### TASK DETAILS
Quote all lines below exactly. Images stay out.

BEGIN LISTED ENTRIES

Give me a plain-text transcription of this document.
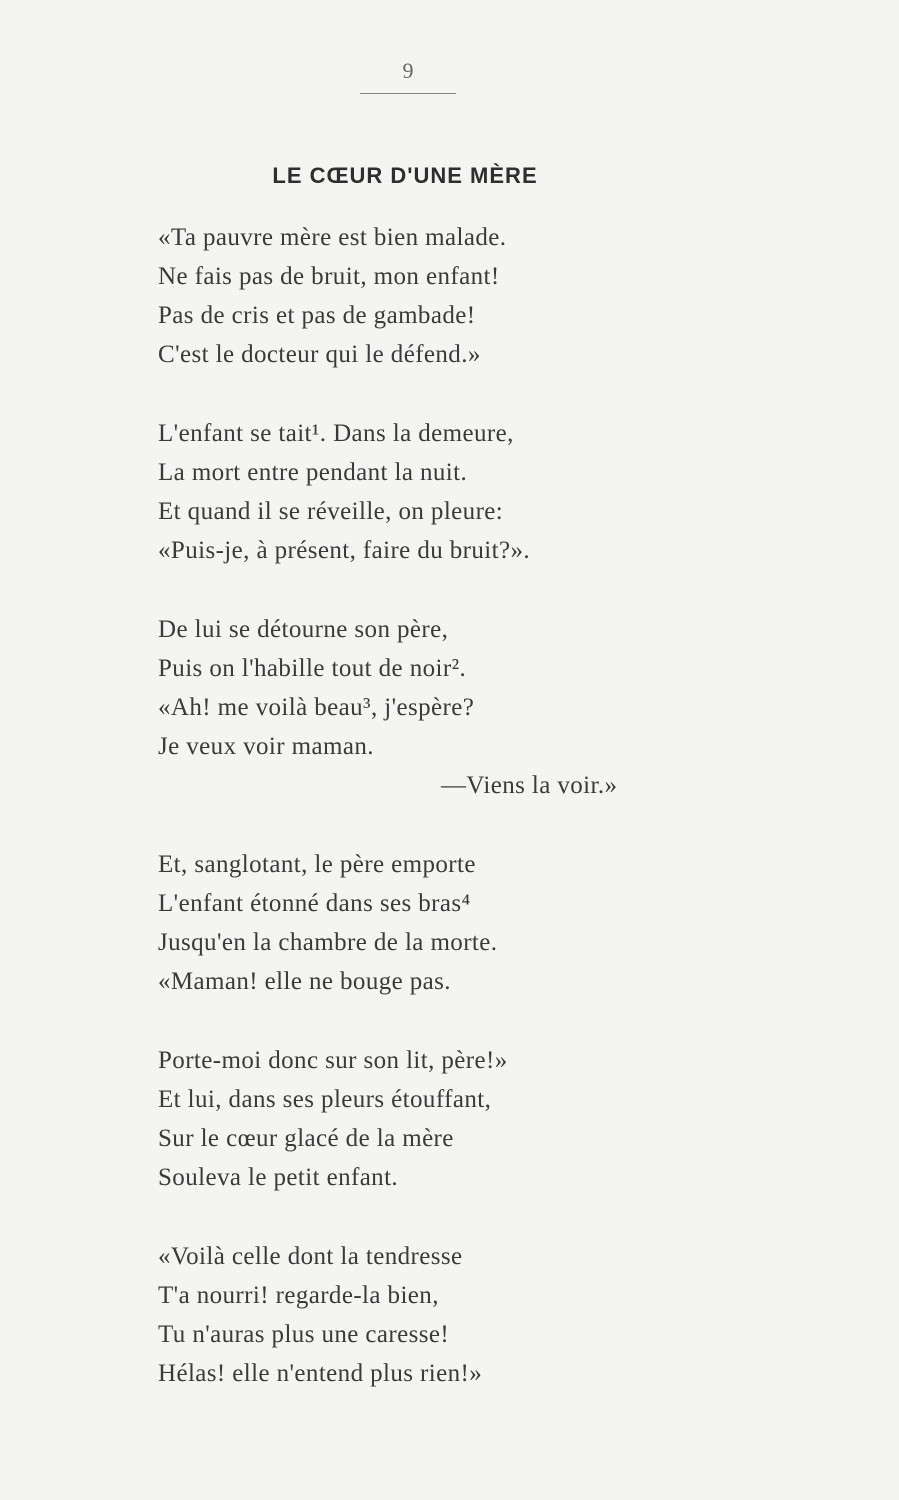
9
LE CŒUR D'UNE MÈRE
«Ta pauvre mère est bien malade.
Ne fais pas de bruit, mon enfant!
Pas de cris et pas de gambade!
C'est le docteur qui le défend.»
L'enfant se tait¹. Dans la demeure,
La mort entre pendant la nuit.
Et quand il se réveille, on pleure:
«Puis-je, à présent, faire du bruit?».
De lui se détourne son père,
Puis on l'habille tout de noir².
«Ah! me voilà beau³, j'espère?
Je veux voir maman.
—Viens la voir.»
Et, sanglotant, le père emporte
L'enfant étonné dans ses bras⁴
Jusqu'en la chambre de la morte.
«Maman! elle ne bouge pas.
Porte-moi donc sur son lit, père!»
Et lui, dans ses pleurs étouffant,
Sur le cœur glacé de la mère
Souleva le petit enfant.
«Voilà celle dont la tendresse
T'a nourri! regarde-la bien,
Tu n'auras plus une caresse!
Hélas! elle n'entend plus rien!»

END LISTED ENTRIES

### EXERCISE RESPONSE
Give me a plain-text transcription of this document.
9
LE CŒUR D'UNE MÈRE
«Ta pauvre mère est bien malade.
Ne fais pas de bruit, mon enfant!
Pas de cris et pas de gambade!
C'est le docteur qui le défend.»
L'enfant se tait¹. Dans la demeure,
La mort entre pendant la nuit.
Et quand il se réveille, on pleure:
«Puis-je, à présent, faire du bruit?».
De lui se détourne son père,
Puis on l'habille tout de noir².
«Ah! me voilà beau³, j'espère?
Je veux voir maman.
—Viens la voir.»
Et, sanglotant, le père emporte
L'enfant étonné dans ses bras⁴
Jusqu'en la chambre de la morte.
«Maman! elle ne bouge pas.
Porte-moi donc sur son lit, père!»
Et lui, dans ses pleurs étouffant,
Sur le cœur glacé de la mère
Souleva le petit enfant.
«Voilà celle dont la tendresse
T'a nourri! regarde-la bien,
Tu n'auras plus une caresse!
Hélas! elle n'entend plus rien!»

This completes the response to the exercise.